--- Start of Given records ---

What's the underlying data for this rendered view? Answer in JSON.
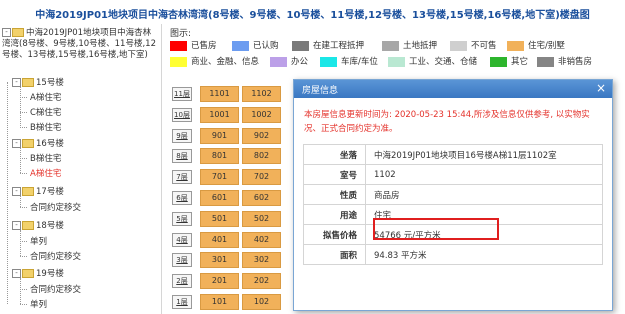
{
  "page_title": "中海2019JP01地块项目中海杏林湾湾(8号楼、9号楼、10号楼、11号楼,12号楼、13号楼,15号楼,16号楼,地下室)楼盘图",
  "tree": {
    "root": "中海2019JP01地块项目中海杏林湾湾(8号楼、9号楼,10号楼、11号楼,12号楼、13号楼,15号楼,16号楼,地下室)",
    "nodes": [
      {
        "label": "15号楼",
        "children": [
          "A梯住宅",
          "C梯住宅",
          "B梯住宅"
        ]
      },
      {
        "label": "16号楼",
        "children": [
          "B梯住宅",
          "A梯住宅"
        ]
      },
      {
        "label": "17号楼",
        "children": [
          "合同约定移交"
        ]
      },
      {
        "label": "18号楼",
        "children": [
          "单列",
          "合同约定移交"
        ]
      },
      {
        "label": "19号楼",
        "children": [
          "合同约定移交",
          "单列"
        ]
      }
    ]
  },
  "legend": {
    "title": "图示:",
    "items": [
      {
        "label": "已售房",
        "color": "#ff0000"
      },
      {
        "label": "已认购",
        "color": "#6c9cf0"
      },
      {
        "label": "在建工程抵押",
        "color": "#7a7a7a"
      },
      {
        "label": "土地抵押",
        "color": "#a7a7a7"
      },
      {
        "label": "不可售",
        "color": "#cfcfcf"
      },
      {
        "label": "住宅/别墅",
        "color": "#f1b15a"
      },
      {
        "label": "商业、金融、信息",
        "color": "#ffff33"
      },
      {
        "label": "办公",
        "color": "#bca0e8"
      },
      {
        "label": "车库/车位",
        "color": "#1be7e7"
      },
      {
        "label": "工业、交通、仓储",
        "color": "#b9e8d2"
      },
      {
        "label": "其它",
        "color": "#2db52d"
      },
      {
        "label": "非销售房",
        "color": "#858585"
      }
    ]
  },
  "floors": [
    {
      "label": "11层",
      "units": [
        "1101",
        "1102"
      ]
    },
    {
      "label": "10层",
      "units": [
        "1001",
        "1002"
      ]
    },
    {
      "label": "9层",
      "units": [
        "901",
        "902"
      ]
    },
    {
      "label": "8层",
      "units": [
        "801",
        "802"
      ]
    },
    {
      "label": "7层",
      "units": [
        "701",
        "702"
      ]
    },
    {
      "label": "6层",
      "units": [
        "601",
        "602"
      ]
    },
    {
      "label": "5层",
      "units": [
        "501",
        "502"
      ]
    },
    {
      "label": "4层",
      "units": [
        "401",
        "402"
      ]
    },
    {
      "label": "3层",
      "units": [
        "301",
        "302"
      ]
    },
    {
      "label": "2层",
      "units": [
        "201",
        "202"
      ]
    },
    {
      "label": "1层",
      "units": [
        "101",
        "102"
      ]
    }
  ],
  "dialog": {
    "title": "房屋信息",
    "close_icon": "×",
    "notice": "本房屋信息更新时间为: 2020-05-23 15:44,所涉及信息仅供参考, 以实物实况、正式合同约定为准。",
    "rows": [
      {
        "key": "坐落",
        "value": "中海2019JP01地块项目16号楼A梯11层1102室"
      },
      {
        "key": "室号",
        "value": "1102"
      },
      {
        "key": "性质",
        "value": "商品房"
      },
      {
        "key": "用途",
        "value": "住宅"
      },
      {
        "key": "拟售价格",
        "value": "54766 元/平方米"
      },
      {
        "key": "面积",
        "value": "94.83 平方米"
      }
    ]
  }
}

--- End of Given records ---

Without the pictures, retype the whole of the material above exactly.

(Exercise output):
What's the underlying data for this rendered view? Answer in JSON.
{
  "page_title": "中海2019JP01地块项目中海杏林湾湾(8号楼、9号楼、10号楼、11号楼,12号楼、13号楼,15号楼,16号楼,地下室)楼盘图",
  "tree": {
    "root": "中海2019JP01地块项目中海杏林湾湾(8号楼、9号楼,10号楼、11号楼,12号楼、13号楼,15号楼,16号楼,地下室)",
    "nodes": [
      {
        "label": "15号楼",
        "children": [
          "A梯住宅",
          "C梯住宅",
          "B梯住宅"
        ]
      },
      {
        "label": "16号楼",
        "children": [
          "B梯住宅",
          "A梯住宅"
        ]
      },
      {
        "label": "17号楼",
        "children": [
          "合同约定移交"
        ]
      },
      {
        "label": "18号楼",
        "children": [
          "单列",
          "合同约定移交"
        ]
      },
      {
        "label": "19号楼",
        "children": [
          "合同约定移交",
          "单列"
        ]
      }
    ]
  },
  "legend": {
    "title": "图示:",
    "items": [
      {
        "label": "已售房",
        "color": "#ff0000"
      },
      {
        "label": "已认购",
        "color": "#6c9cf0"
      },
      {
        "label": "在建工程抵押",
        "color": "#7a7a7a"
      },
      {
        "label": "土地抵押",
        "color": "#a7a7a7"
      },
      {
        "label": "不可售",
        "color": "#cfcfcf"
      },
      {
        "label": "住宅/别墅",
        "color": "#f1b15a"
      },
      {
        "label": "商业、金融、信息",
        "color": "#ffff33"
      },
      {
        "label": "办公",
        "color": "#bca0e8"
      },
      {
        "label": "车库/车位",
        "color": "#1be7e7"
      },
      {
        "label": "工业、交通、仓储",
        "color": "#b9e8d2"
      },
      {
        "label": "其它",
        "color": "#2db52d"
      },
      {
        "label": "非销售房",
        "color": "#858585"
      }
    ]
  },
  "floors": [
    {
      "label": "11层",
      "units": [
        "1101",
        "1102"
      ]
    },
    {
      "label": "10层",
      "units": [
        "1001",
        "1002"
      ]
    },
    {
      "label": "9层",
      "units": [
        "901",
        "902"
      ]
    },
    {
      "label": "8层",
      "units": [
        "801",
        "802"
      ]
    },
    {
      "label": "7层",
      "units": [
        "701",
        "702"
      ]
    },
    {
      "label": "6层",
      "units": [
        "601",
        "602"
      ]
    },
    {
      "label": "5层",
      "units": [
        "501",
        "502"
      ]
    },
    {
      "label": "4层",
      "units": [
        "401",
        "402"
      ]
    },
    {
      "label": "3层",
      "units": [
        "301",
        "302"
      ]
    },
    {
      "label": "2层",
      "units": [
        "201",
        "202"
      ]
    },
    {
      "label": "1层",
      "units": [
        "101",
        "102"
      ]
    }
  ],
  "dialog": {
    "title": "房屋信息",
    "close_icon": "×",
    "notice": "本房屋信息更新时间为: 2020-05-23 15:44,所涉及信息仅供参考, 以实物实况、正式合同约定为准。",
    "rows": [
      {
        "key": "坐落",
        "value": "中海2019JP01地块项目16号楼A梯11层1102室"
      },
      {
        "key": "室号",
        "value": "1102"
      },
      {
        "key": "性质",
        "value": "商品房"
      },
      {
        "key": "用途",
        "value": "住宅"
      },
      {
        "key": "拟售价格",
        "value": "54766 元/平方米"
      },
      {
        "key": "面积",
        "value": "94.83 平方米"
      }
    ]
  }
}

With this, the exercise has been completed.